** RECORDS SUPPLIED **
══════════
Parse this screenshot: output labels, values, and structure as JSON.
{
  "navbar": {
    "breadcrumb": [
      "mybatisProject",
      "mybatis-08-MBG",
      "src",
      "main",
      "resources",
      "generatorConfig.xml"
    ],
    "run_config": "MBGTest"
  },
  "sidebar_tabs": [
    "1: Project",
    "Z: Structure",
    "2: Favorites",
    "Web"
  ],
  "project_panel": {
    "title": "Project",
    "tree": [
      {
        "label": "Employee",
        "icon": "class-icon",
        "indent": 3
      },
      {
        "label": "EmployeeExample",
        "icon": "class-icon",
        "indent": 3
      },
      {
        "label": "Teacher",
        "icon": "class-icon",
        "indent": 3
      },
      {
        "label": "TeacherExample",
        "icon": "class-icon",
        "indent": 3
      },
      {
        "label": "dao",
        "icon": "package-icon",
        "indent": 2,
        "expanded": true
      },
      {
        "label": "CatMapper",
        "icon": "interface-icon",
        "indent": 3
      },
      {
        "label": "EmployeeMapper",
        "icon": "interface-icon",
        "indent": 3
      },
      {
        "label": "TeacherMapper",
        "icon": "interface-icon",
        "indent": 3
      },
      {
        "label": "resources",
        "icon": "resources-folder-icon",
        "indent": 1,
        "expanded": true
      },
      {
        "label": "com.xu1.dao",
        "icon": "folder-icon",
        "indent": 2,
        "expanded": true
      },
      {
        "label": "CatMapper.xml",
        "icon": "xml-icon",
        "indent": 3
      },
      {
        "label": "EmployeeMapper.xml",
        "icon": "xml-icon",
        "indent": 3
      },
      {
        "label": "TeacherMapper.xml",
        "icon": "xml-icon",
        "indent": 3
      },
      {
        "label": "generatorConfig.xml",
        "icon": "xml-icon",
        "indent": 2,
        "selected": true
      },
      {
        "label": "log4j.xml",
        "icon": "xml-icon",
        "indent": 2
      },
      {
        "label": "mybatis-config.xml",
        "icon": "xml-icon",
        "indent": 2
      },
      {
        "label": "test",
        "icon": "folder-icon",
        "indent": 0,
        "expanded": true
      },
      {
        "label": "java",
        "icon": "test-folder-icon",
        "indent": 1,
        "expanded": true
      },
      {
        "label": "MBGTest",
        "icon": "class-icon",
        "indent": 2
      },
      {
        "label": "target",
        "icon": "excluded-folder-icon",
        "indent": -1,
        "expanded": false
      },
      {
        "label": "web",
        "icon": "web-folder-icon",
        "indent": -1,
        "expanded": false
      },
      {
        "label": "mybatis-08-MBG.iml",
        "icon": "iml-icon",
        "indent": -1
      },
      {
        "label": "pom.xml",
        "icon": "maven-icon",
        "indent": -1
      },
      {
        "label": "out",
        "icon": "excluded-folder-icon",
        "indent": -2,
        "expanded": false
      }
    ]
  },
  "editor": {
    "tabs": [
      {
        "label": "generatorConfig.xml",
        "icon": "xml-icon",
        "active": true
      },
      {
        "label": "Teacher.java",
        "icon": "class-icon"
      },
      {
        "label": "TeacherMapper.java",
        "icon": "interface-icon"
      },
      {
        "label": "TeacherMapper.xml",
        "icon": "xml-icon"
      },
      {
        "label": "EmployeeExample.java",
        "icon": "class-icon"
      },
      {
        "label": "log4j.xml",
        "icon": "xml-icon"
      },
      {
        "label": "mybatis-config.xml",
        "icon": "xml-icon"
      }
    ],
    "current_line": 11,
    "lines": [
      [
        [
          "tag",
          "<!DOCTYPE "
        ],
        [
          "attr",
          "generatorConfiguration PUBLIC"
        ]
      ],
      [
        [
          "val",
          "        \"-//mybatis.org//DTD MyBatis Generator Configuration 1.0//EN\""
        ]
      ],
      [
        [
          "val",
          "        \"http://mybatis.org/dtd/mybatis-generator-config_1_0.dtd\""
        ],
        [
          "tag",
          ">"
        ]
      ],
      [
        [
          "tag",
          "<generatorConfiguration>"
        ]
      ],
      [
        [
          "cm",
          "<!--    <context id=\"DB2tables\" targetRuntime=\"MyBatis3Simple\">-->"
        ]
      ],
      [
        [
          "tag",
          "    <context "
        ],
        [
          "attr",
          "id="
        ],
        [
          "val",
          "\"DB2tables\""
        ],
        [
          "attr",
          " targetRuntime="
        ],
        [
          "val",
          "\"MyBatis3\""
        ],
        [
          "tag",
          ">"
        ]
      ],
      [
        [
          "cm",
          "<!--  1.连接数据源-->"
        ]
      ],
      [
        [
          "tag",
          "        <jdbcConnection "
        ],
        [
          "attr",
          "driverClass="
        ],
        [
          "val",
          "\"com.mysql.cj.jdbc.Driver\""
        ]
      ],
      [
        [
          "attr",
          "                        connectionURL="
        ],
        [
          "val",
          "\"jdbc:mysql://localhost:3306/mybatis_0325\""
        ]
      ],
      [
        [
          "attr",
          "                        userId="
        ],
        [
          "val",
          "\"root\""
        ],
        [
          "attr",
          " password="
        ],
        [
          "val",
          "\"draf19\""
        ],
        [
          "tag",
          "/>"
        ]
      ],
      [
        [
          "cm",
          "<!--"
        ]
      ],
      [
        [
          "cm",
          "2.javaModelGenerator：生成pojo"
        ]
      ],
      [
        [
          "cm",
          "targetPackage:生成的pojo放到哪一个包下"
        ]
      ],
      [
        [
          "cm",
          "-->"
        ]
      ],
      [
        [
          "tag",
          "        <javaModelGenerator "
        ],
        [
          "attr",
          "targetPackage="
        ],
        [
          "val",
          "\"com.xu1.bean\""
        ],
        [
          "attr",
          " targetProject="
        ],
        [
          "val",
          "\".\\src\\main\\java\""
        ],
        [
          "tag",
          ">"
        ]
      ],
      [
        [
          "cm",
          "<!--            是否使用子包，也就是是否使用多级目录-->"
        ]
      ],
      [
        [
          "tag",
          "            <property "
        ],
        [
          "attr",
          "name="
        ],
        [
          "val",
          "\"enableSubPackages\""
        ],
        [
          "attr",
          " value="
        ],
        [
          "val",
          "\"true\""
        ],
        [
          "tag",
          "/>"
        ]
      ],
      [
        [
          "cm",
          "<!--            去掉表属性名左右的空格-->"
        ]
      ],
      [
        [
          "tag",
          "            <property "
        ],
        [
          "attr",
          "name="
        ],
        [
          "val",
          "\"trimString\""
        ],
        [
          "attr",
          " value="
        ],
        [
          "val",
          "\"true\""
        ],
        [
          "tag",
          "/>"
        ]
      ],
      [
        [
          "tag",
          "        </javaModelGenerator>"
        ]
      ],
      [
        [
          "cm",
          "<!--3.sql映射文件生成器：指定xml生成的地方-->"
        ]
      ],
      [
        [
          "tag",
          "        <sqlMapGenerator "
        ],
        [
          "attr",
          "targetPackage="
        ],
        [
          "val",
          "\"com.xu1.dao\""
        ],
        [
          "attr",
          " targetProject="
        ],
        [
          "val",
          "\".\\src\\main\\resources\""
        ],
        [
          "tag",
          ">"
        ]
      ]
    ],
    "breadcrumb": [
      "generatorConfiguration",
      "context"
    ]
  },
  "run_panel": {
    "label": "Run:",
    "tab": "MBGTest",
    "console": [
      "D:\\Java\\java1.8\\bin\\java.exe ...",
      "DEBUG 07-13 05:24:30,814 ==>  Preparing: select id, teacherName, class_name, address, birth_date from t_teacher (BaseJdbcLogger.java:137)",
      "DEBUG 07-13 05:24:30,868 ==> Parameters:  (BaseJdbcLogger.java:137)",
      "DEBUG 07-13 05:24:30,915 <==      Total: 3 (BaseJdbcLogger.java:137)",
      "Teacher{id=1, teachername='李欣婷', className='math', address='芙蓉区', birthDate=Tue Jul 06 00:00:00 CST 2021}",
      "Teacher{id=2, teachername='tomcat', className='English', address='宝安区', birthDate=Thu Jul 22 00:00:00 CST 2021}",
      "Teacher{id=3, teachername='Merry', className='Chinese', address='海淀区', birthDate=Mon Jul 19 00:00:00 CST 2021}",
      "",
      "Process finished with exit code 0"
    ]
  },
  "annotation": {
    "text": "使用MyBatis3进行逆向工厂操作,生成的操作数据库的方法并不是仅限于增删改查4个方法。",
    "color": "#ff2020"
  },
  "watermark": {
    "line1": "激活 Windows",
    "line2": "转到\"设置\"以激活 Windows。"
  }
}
══════════
** TASK STATEMENT **
Search the lines for the string "DEBUG" and copy every line that has it.

** TASK ANSWER **
      "DEBUG 07-13 05:24:30,814 ==>  Preparing: select id, teacherName, class_name, address, birth_date from t_teacher (BaseJdbcLogger.java:137)",
      "DEBUG 07-13 05:24:30,868 ==> Parameters:  (BaseJdbcLogger.java:137)",
      "DEBUG 07-13 05:24:30,915 <==      Total: 3 (BaseJdbcLogger.java:137)",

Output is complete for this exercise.